◆ **Short task**:
Take the entries below and print all of them exactly, please.
■ ■ ■ ■ ■
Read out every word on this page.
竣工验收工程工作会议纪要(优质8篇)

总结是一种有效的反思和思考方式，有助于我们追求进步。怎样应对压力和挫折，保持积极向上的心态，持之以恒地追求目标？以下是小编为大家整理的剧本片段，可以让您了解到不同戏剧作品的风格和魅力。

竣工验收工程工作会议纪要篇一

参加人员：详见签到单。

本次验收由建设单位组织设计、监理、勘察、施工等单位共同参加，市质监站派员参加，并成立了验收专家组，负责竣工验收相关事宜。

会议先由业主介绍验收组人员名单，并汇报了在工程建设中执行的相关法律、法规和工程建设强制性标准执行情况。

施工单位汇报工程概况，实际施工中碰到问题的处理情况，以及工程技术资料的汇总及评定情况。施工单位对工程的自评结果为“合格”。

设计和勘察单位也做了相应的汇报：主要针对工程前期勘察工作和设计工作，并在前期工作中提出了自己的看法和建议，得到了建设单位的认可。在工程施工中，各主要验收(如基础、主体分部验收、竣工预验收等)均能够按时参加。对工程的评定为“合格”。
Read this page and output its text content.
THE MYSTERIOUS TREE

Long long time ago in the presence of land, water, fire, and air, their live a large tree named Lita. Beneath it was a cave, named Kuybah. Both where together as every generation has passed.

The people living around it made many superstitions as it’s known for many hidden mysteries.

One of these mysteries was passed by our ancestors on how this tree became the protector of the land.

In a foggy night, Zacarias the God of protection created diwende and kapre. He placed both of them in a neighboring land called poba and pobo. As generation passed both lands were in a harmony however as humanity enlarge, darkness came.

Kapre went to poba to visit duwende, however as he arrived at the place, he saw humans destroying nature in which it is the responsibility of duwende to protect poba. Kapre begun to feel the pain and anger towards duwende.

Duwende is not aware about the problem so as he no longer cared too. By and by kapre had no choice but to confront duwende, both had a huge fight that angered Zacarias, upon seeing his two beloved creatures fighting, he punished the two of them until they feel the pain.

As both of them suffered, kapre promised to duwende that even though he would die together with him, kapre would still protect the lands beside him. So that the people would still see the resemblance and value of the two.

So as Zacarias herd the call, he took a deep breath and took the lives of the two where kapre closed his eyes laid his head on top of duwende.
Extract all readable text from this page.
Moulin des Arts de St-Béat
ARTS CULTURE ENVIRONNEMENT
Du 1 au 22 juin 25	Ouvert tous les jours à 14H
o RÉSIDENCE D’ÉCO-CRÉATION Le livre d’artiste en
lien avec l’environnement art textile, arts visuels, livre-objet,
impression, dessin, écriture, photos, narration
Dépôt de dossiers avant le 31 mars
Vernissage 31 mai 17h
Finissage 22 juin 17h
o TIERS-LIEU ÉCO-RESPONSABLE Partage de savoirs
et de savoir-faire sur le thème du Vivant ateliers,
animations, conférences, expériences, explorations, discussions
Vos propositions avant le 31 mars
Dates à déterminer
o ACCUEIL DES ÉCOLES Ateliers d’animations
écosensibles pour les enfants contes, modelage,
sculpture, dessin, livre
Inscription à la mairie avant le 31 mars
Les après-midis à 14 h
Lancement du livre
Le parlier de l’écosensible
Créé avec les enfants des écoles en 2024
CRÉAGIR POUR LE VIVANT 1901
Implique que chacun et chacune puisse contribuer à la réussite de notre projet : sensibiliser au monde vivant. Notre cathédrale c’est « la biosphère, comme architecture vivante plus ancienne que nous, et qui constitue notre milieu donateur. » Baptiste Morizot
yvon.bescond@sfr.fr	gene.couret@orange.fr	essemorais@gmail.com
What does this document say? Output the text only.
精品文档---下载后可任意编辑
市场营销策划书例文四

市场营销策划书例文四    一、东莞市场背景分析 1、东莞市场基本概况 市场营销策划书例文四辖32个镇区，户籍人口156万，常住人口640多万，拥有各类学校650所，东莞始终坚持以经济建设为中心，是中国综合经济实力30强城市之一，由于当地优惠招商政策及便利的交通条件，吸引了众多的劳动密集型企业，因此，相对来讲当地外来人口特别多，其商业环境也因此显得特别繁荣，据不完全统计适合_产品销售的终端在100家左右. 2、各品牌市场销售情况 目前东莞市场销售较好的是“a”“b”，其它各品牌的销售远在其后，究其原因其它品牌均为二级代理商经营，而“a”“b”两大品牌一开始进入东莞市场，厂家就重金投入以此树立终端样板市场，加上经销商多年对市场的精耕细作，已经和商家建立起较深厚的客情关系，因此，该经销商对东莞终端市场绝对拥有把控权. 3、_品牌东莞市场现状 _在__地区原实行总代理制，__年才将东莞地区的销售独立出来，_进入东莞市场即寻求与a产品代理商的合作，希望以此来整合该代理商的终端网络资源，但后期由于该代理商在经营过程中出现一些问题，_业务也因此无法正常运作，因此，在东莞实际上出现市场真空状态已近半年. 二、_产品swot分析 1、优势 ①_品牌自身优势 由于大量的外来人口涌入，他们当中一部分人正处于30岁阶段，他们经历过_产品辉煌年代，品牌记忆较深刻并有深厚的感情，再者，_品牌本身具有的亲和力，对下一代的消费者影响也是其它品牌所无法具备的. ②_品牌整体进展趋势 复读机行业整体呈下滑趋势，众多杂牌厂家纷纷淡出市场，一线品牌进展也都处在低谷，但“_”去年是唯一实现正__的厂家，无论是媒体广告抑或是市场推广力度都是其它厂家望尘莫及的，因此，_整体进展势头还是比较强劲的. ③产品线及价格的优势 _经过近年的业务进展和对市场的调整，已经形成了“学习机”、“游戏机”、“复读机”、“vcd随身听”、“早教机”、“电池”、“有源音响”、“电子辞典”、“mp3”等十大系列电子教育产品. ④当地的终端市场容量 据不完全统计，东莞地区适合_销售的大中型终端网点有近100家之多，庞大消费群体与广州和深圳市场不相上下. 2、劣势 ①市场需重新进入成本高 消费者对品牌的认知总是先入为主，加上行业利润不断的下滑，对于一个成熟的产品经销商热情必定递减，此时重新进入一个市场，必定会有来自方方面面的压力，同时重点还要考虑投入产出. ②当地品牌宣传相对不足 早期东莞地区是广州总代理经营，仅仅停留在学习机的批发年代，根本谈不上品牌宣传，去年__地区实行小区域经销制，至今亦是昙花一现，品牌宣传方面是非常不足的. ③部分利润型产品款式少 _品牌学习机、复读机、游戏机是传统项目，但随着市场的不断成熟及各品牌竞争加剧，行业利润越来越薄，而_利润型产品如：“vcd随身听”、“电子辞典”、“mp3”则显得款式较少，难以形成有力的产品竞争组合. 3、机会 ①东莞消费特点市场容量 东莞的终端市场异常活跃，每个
■ ■ ■ ■ ■
◆ **Solution**:
Read out every word on this page.
竣工验收工程工作会议纪要(优质8篇)

总结是一种有效的反思和思考方式，有助于我们追求进步。怎样应对压力和挫折，保持积极向上的心态，持之以恒地追求目标？以下是小编为大家整理的剧本片段，可以让您了解到不同戏剧作品的风格和魅力。

竣工验收工程工作会议纪要篇一

参加人员：详见签到单。

本次验收由建设单位组织设计、监理、勘察、施工等单位共同参加，市质监站派员参加，并成立了验收专家组，负责竣工验收相关事宜。

会议先由业主介绍验收组人员名单，并汇报了在工程建设中执行的相关法律、法规和工程建设强制性标准执行情况。

施工单位汇报工程概况，实际施工中碰到问题的处理情况，以及工程技术资料的汇总及评定情况。施工单位对工程的自评结果为“合格”。

设计和勘察单位也做了相应的汇报：主要针对工程前期勘察工作和设计工作，并在前期工作中提出了自己的看法和建议，得到了建设单位的认可。在工程施工中，各主要验收(如基础、主体分部验收、竣工预验收等)均能够按时参加。对工程的评定为“合格”。
Read this page and output its text content.
THE MYSTERIOUS TREE

Long long time ago in the presence of land, water, fire, and air, their live a large tree named Lita. Beneath it was a cave, named Kuybah. Both where together as every generation has passed.

The people living around it made many superstitions as it’s known for many hidden mysteries.

One of these mysteries was passed by our ancestors on how this tree became the protector of the land.

In a foggy night, Zacarias the God of protection created diwende and kapre. He placed both of them in a neighboring land called poba and pobo. As generation passed both lands were in a harmony however as humanity enlarge, darkness came.

Kapre went to poba to visit duwende, however as he arrived at the place, he saw humans destroying nature in which it is the responsibility of duwende to protect poba. Kapre begun to feel the pain and anger towards duwende.

Duwende is not aware about the problem so as he no longer cared too. By and by kapre had no choice but to confront duwende, both had a huge fight that angered Zacarias, upon seeing his two beloved creatures fighting, he punished the two of them until they feel the pain.

As both of them suffered, kapre promised to duwende that even though he would die together with him, kapre would still protect the lands beside him. So that the people would still see the resemblance and value of the two.

So as Zacarias herd the call, he took a deep breath and took the lives of the two where kapre closed his eyes laid his head on top of duwende.
Extract all readable text from this page.
Moulin des Arts de St-Béat
ARTS CULTURE ENVIRONNEMENT
Du 1 au 22 juin 25	Ouvert tous les jours à 14H
o RÉSIDENCE D’ÉCO-CRÉATION Le livre d’artiste en
lien avec l’environnement art textile, arts visuels, livre-objet,
impression, dessin, écriture, photos, narration
Dépôt de dossiers avant le 31 mars
Vernissage 31 mai 17h
Finissage 22 juin 17h
o TIERS-LIEU ÉCO-RESPONSABLE Partage de savoirs
et de savoir-faire sur le thème du Vivant ateliers,
animations, conférences, expériences, explorations, discussions
Vos propositions avant le 31 mars
Dates à déterminer
o ACCUEIL DES ÉCOLES Ateliers d’animations
écosensibles pour les enfants contes, modelage,
sculpture, dessin, livre
Inscription à la mairie avant le 31 mars
Les après-midis à 14 h
Lancement du livre
Le parlier de l’écosensible
Créé avec les enfants des écoles en 2024
CRÉAGIR POUR LE VIVANT 1901
Implique que chacun et chacune puisse contribuer à la réussite de notre projet : sensibiliser au monde vivant. Notre cathédrale c’est « la biosphère, comme architecture vivante plus ancienne que nous, et qui constitue notre milieu donateur. » Baptiste Morizot
yvon.bescond@sfr.fr	gene.couret@orange.fr	essemorais@gmail.com
What does this document say? Output the text only.
精品文档---下载后可任意编辑
市场营销策划书例文四

市场营销策划书例文四    一、东莞市场背景分析 1、东莞市场基本概况 市场营销策划书例文四辖32个镇区，户籍人口156万，常住人口640多万，拥有各类学校650所，东莞始终坚持以经济建设为中心，是中国综合经济实力30强城市之一，由于当地优惠招商政策及便利的交通条件，吸引了众多的劳动密集型企业，因此，相对来讲当地外来人口特别多，其商业环境也因此显得特别繁荣，据不完全统计适合_产品销售的终端在100家左右. 2、各品牌市场销售情况 目前东莞市场销售较好的是“a”“b”，其它各品牌的销售远在其后，究其原因其它品牌均为二级代理商经营，而“a”“b”两大品牌一开始进入东莞市场，厂家就重金投入以此树立终端样板市场，加上经销商多年对市场的精耕细作，已经和商家建立起较深厚的客情关系，因此，该经销商对东莞终端市场绝对拥有把控权. 3、_品牌东莞市场现状 _在__地区原实行总代理制，__年才将东莞地区的销售独立出来，_进入东莞市场即寻求与a产品代理商的合作，希望以此来整合该代理商的终端网络资源，但后期由于该代理商在经营过程中出现一些问题，_业务也因此无法正常运作，因此，在东莞实际上出现市场真空状态已近半年. 二、_产品swot分析 1、优势 ①_品牌自身优势 由于大量的外来人口涌入，他们当中一部分人正处于30岁阶段，他们经历过_产品辉煌年代，品牌记忆较深刻并有深厚的感情，再者，_品牌本身具有的亲和力，对下一代的消费者影响也是其它品牌所无法具备的. ②_品牌整体进展趋势 复读机行业整体呈下滑趋势，众多杂牌厂家纷纷淡出市场，一线品牌进展也都处在低谷，但“_”去年是唯一实现正__的厂家，无论是媒体广告抑或是市场推广力度都是其它厂家望尘莫及的，因此，_整体进展势头还是比较强劲的. ③产品线及价格的优势 _经过近年的业务进展和对市场的调整，已经形成了“学习机”、“游戏机”、“复读机”、“vcd随身听”、“早教机”、“电池”、“有源音响”、“电子辞典”、“mp3”等十大系列电子教育产品. ④当地的终端市场容量 据不完全统计，东莞地区适合_销售的大中型终端网点有近100家之多，庞大消费群体与广州和深圳市场不相上下. 2、劣势 ①市场需重新进入成本高 消费者对品牌的认知总是先入为主，加上行业利润不断的下滑，对于一个成熟的产品经销商热情必定递减，此时重新进入一个市场，必定会有来自方方面面的压力，同时重点还要考虑投入产出. ②当地品牌宣传相对不足 早期东莞地区是广州总代理经营，仅仅停留在学习机的批发年代，根本谈不上品牌宣传，去年__地区实行小区域经销制，至今亦是昙花一现，品牌宣传方面是非常不足的. ③部分利润型产品款式少 _品牌学习机、复读机、游戏机是传统项目，但随着市场的不断成熟及各品牌竞争加剧，行业利润越来越薄，而_利润型产品如：“vcd随身听”、“电子辞典”、“mp3”则显得款式较少，难以形成有力的产品竞争组合. 3、机会 ①东莞消费特点市场容量 东莞的终端市场异常活跃，每个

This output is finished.